Requirement: Pictures do not belong in the copy; transcribe everything else in the records exactly.
-------- Entries provided --------
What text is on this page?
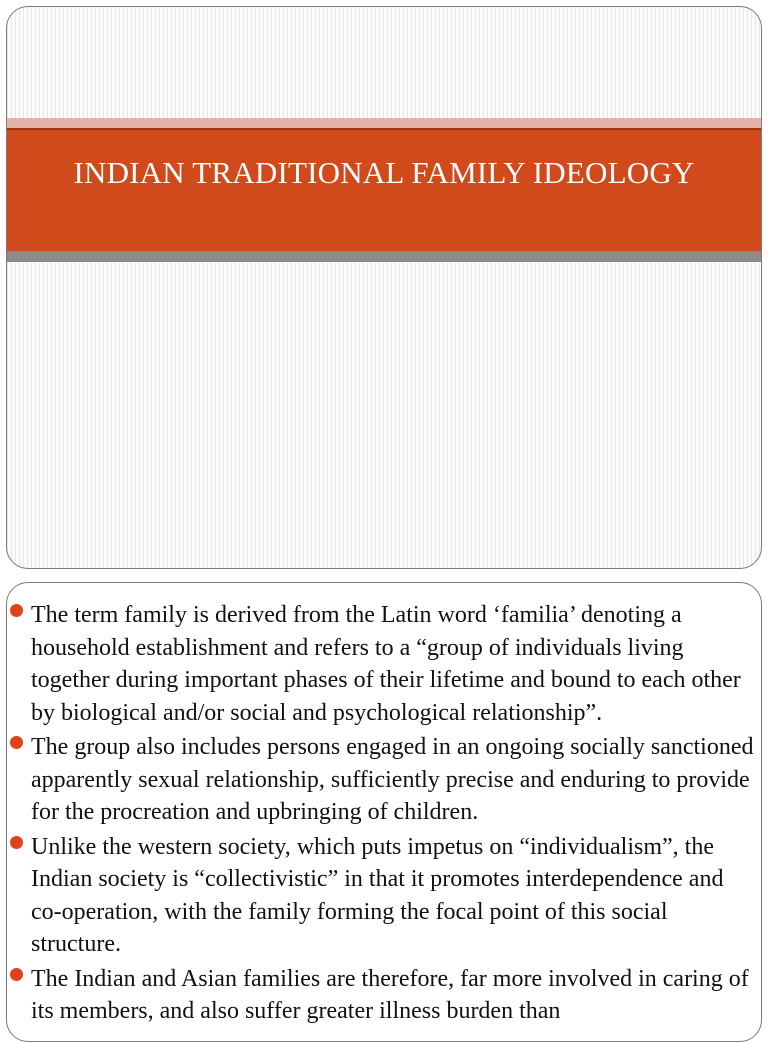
INDIAN TRADITIONAL FAMILY IDEOLOGY
The term family is derived from the Latin word ‘familia’ denoting a household establishment and refers to a “group of individuals living together during important phases of their lifetime and bound to each other by biological and/or social and psychological relationship”.
The group also includes persons engaged in an ongoing socially sanctioned apparently sexual relationship, sufficiently precise and enduring to provide for the procreation and upbringing of children.
Unlike the western society, which puts impetus on “individualism”, the Indian society is “collectivistic” in that it promotes interdependence and co-operation, with the family forming the focal point of this social structure.
The Indian and Asian families are therefore, far more involved in caring of its members, and also suffer greater illness burden than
--------
Answer to the exercise:
What text is on this page?
INDIAN TRADITIONAL FAMILY IDEOLOGY
The term family is derived from the Latin word ‘familia’ denoting a household establishment and refers to a “group of individuals living together during important phases of their lifetime and bound to each other by biological and/or social and psychological relationship”.
The group also includes persons engaged in an ongoing socially sanctioned apparently sexual relationship, sufficiently precise and enduring to provide for the procreation and upbringing of children.
Unlike the western society, which puts impetus on “individualism”, the Indian society is “collectivistic” in that it promotes interdependence and co-operation, with the family forming the focal point of this social structure.
The Indian and Asian families are therefore, far more involved in caring of its members, and also suffer greater illness burden than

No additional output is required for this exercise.